**WORK TO COMPLETE**
Can you write out all of the material below, word for word?

A block of data:
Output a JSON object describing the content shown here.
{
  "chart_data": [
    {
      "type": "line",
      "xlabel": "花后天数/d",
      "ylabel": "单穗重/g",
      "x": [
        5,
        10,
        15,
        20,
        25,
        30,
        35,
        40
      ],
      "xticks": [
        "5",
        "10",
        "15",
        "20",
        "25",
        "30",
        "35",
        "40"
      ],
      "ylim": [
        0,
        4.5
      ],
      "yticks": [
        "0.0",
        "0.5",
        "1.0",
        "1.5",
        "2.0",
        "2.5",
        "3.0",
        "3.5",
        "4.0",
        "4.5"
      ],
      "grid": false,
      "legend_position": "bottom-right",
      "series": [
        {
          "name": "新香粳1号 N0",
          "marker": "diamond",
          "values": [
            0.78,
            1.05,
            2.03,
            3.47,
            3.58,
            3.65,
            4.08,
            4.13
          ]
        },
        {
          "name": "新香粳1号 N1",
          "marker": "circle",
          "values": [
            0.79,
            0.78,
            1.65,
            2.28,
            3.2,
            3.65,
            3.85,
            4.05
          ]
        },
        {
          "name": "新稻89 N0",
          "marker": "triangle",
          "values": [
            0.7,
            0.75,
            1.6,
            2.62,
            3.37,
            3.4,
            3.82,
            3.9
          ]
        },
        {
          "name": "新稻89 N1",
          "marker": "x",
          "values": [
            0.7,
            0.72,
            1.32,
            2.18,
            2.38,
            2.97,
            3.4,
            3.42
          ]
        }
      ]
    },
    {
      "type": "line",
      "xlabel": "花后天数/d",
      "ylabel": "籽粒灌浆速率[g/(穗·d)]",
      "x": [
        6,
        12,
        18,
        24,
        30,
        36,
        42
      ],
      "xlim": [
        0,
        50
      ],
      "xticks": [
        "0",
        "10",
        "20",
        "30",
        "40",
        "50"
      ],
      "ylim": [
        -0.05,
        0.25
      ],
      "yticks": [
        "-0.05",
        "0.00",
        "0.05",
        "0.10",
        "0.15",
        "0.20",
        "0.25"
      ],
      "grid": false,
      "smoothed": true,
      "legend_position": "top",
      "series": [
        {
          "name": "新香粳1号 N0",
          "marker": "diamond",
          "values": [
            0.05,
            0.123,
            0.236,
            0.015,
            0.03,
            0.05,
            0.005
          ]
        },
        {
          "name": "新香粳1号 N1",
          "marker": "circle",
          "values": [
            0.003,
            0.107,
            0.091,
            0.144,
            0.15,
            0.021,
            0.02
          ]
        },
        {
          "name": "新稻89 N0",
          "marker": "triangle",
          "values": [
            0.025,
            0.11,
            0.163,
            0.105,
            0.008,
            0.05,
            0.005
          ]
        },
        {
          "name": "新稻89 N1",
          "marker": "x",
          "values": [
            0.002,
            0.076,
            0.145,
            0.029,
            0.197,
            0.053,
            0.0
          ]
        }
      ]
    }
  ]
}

**TASK OUTPUT**
Output a JSON object describing the content shown here.
{
  "chart_data": [
    {
      "type": "line",
      "xlabel": "花后天数/d",
      "ylabel": "单穗重/g",
      "x": [
        5,
        10,
        15,
        20,
        25,
        30,
        35,
        40
      ],
      "xticks": [
        "5",
        "10",
        "15",
        "20",
        "25",
        "30",
        "35",
        "40"
      ],
      "ylim": [
        0,
        4.5
      ],
      "yticks": [
        "0.0",
        "0.5",
        "1.0",
        "1.5",
        "2.0",
        "2.5",
        "3.0",
        "3.5",
        "4.0",
        "4.5"
      ],
      "grid": false,
      "legend_position": "bottom-right",
      "series": [
        {
          "name": "新香粳1号 N0",
          "marker": "diamond",
          "values": [
            0.78,
            1.05,
            2.03,
            3.47,
            3.58,
            3.65,
            4.08,
            4.13
          ]
        },
        {
          "name": "新香粳1号 N1",
          "marker": "circle",
          "values": [
            0.79,
            0.78,
            1.65,
            2.28,
            3.2,
            3.65,
            3.85,
            4.05
          ]
        },
        {
          "name": "新稻89 N0",
          "marker": "triangle",
          "values": [
            0.7,
            0.75,
            1.6,
            2.62,
            3.37,
            3.4,
            3.82,
            3.9
          ]
        },
        {
          "name": "新稻89 N1",
          "marker": "x",
          "values": [
            0.7,
            0.72,
            1.32,
            2.18,
            2.38,
            2.97,
            3.4,
            3.42
          ]
        }
      ]
    },
    {
      "type": "line",
      "xlabel": "花后天数/d",
      "ylabel": "籽粒灌浆速率[g/(穗·d)]",
      "x": [
        6,
        12,
        18,
        24,
        30,
        36,
        42
      ],
      "xlim": [
        0,
        50
      ],
      "xticks": [
        "0",
        "10",
        "20",
        "30",
        "40",
        "50"
      ],
      "ylim": [
        -0.05,
        0.25
      ],
      "yticks": [
        "-0.05",
        "0.00",
        "0.05",
        "0.10",
        "0.15",
        "0.20",
        "0.25"
      ],
      "grid": false,
      "smoothed": true,
      "legend_position": "top",
      "series": [
        {
          "name": "新香粳1号 N0",
          "marker": "diamond",
          "values": [
            0.05,
            0.123,
            0.236,
            0.015,
            0.03,
            0.05,
            0.005
          ]
        },
        {
          "name": "新香粳1号 N1",
          "marker": "circle",
          "values": [
            0.003,
            0.107,
            0.091,
            0.144,
            0.15,
            0.021,
            0.02
          ]
        },
        {
          "name": "新稻89 N0",
          "marker": "triangle",
          "values": [
            0.025,
            0.11,
            0.163,
            0.105,
            0.008,
            0.05,
            0.005
          ]
        },
        {
          "name": "新稻89 N1",
          "marker": "x",
          "values": [
            0.002,
            0.076,
            0.145,
            0.029,
            0.197,
            0.053,
            0.0
          ]
        }
      ]
    }
  ]
}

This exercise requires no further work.